• _Required action_: Every record should be restated exactly, with no images included.

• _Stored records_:
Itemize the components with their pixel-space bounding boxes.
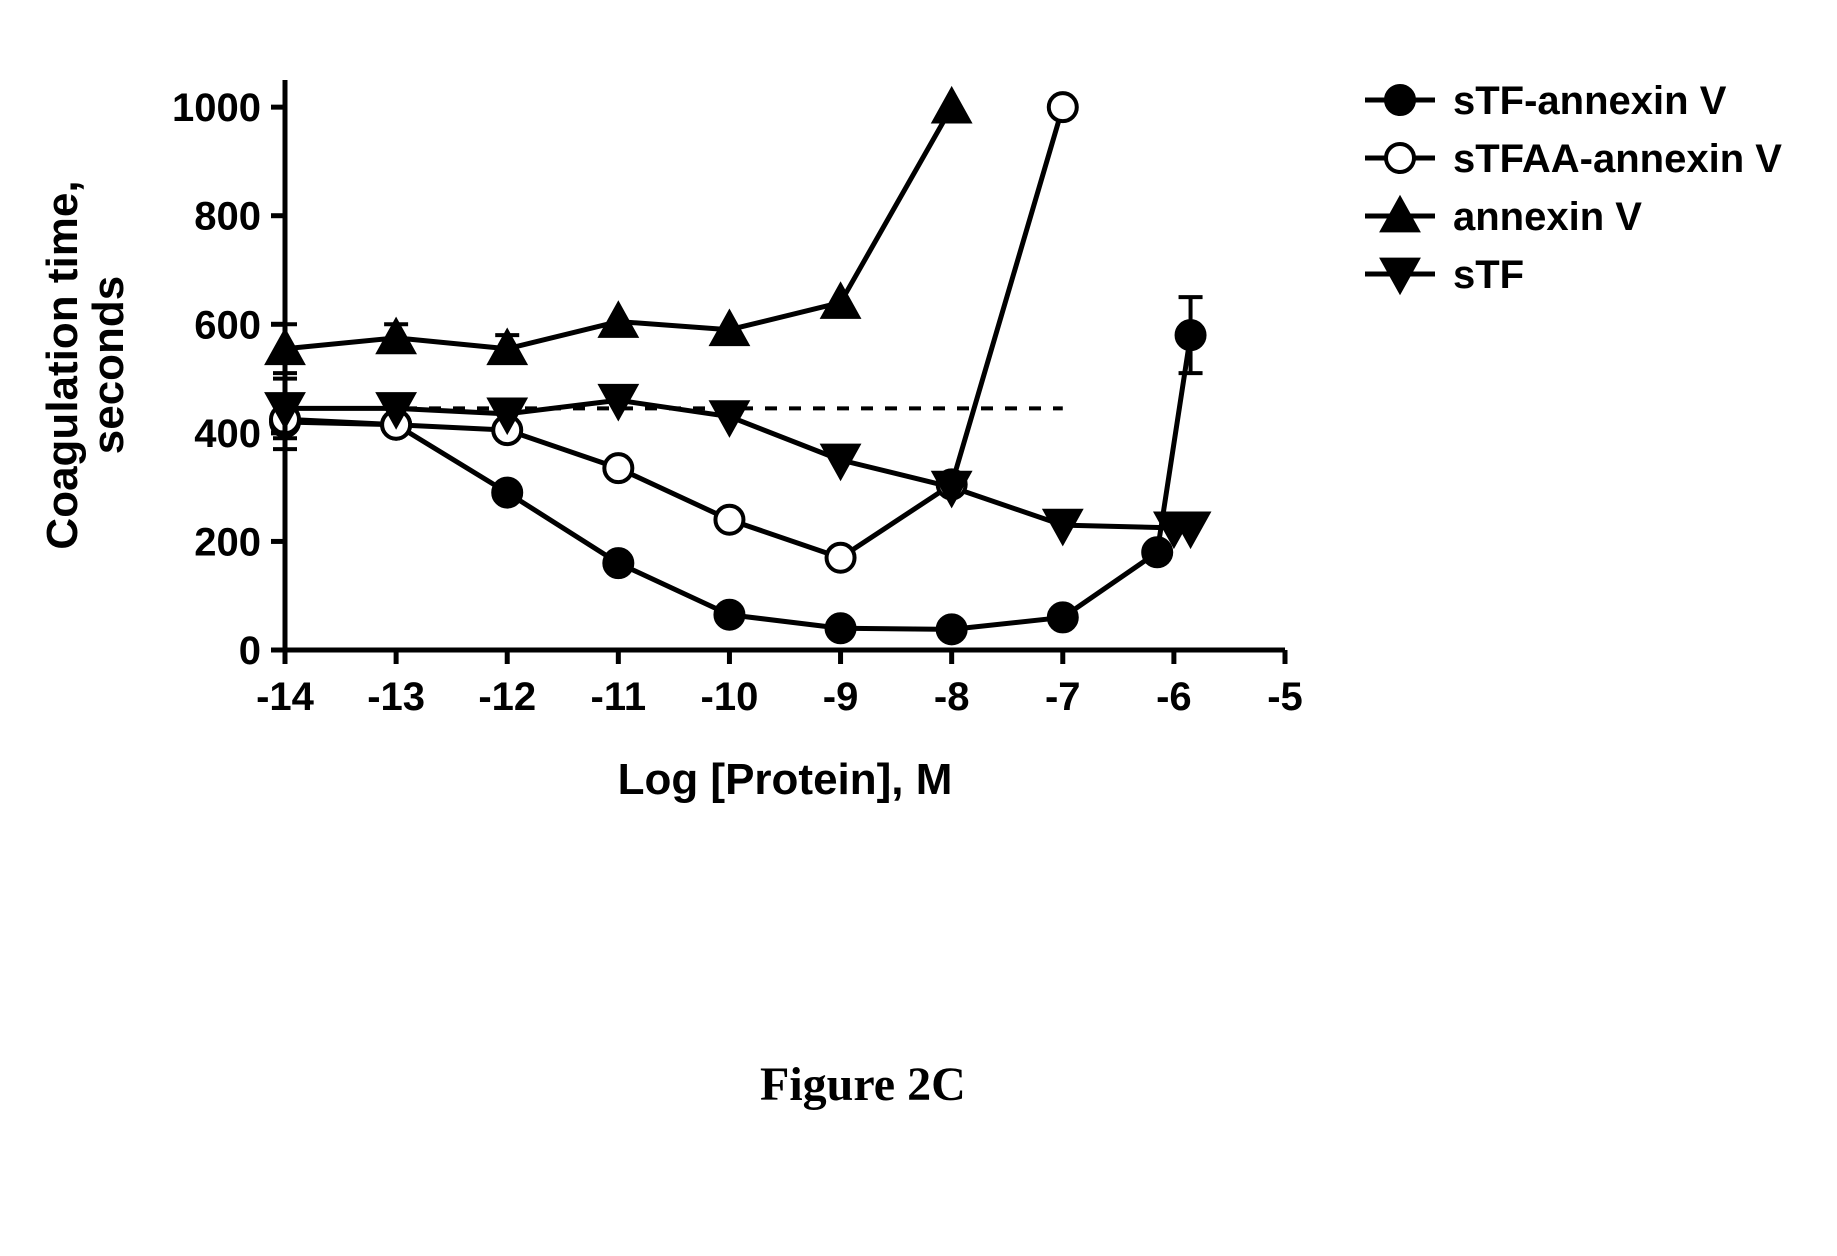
legend-item-label: sTFAA-annexin V [1453, 137, 1782, 181]
x-tick-label: -8 [934, 675, 970, 719]
x-tick-label: -11 [591, 675, 647, 719]
figure-caption: Figure 2C [760, 1058, 966, 1111]
x-tick-label: -10 [701, 675, 759, 719]
x-tick-label: -6 [1156, 675, 1192, 719]
x-axis-title: Log [Protein], M [618, 755, 953, 804]
y-tick-label: 0 [239, 629, 261, 673]
legend-item-label: annexin V [1453, 195, 1642, 239]
x-tick-label: -14 [256, 675, 315, 719]
chart-svg: -14 -13 -12 -11 -10 -9 -8 -7 -6 -5 0 200 400 600 800 10… [0, 0, 1837, 1256]
y-tick-label: 600 [194, 303, 261, 347]
x-tick-label: -9 [823, 675, 859, 719]
legend-item-label: sTF [1453, 253, 1524, 297]
x-tick-label: -5 [1267, 675, 1303, 719]
y-tick-label: 400 [194, 412, 261, 456]
x-tick-label: -13 [367, 675, 425, 719]
y-axis-title: Coagulation time,seconds [38, 180, 133, 549]
y-tick-label: 200 [194, 520, 261, 564]
y-tick-label: 1000 [172, 86, 261, 130]
y-tick-label: 800 [194, 195, 261, 239]
x-tick-label: -7 [1045, 675, 1081, 719]
legend-item-label: sTF-annexin V [1453, 79, 1727, 123]
x-tick-label: -12 [478, 675, 536, 719]
chart-stage: -14 -13 -12 -11 -10 -9 -8 -7 -6 -5 0 200 400 600 800 10… [0, 0, 1837, 1256]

• _Response below_:
Itemize the components with their pixel-space bounding boxes.
legend-item-label: sTFAA-annexin V [1453, 137, 1782, 181]
x-tick-label: -8 [934, 675, 970, 719]
x-tick-label: -11 [591, 675, 647, 719]
figure-caption: Figure 2C [760, 1058, 966, 1111]
x-tick-label: -10 [701, 675, 759, 719]
x-tick-label: -6 [1156, 675, 1192, 719]
x-axis-title: Log [Protein], M [618, 755, 953, 804]
y-tick-label: 0 [239, 629, 261, 673]
legend-item-label: annexin V [1453, 195, 1642, 239]
x-tick-label: -14 [256, 675, 315, 719]
chart-svg: -14 -13 -12 -11 -10 -9 -8 -7 -6 -5 0 200 400 600 800 10… [0, 0, 1837, 1256]
y-tick-label: 600 [194, 303, 261, 347]
x-tick-label: -9 [823, 675, 859, 719]
legend-item-label: sTF [1453, 253, 1524, 297]
x-tick-label: -5 [1267, 675, 1303, 719]
y-tick-label: 400 [194, 412, 261, 456]
x-tick-label: -13 [367, 675, 425, 719]
y-axis-title: Coagulation time,seconds [38, 180, 133, 549]
y-tick-label: 200 [194, 520, 261, 564]
y-tick-label: 1000 [172, 86, 261, 130]
y-tick-label: 800 [194, 195, 261, 239]
x-tick-label: -7 [1045, 675, 1081, 719]
legend-item-label: sTF-annexin V [1453, 79, 1727, 123]
x-tick-label: -12 [478, 675, 536, 719]
chart-stage: -14 -13 -12 -11 -10 -9 -8 -7 -6 -5 0 200 400 600 800 10… [0, 0, 1837, 1256]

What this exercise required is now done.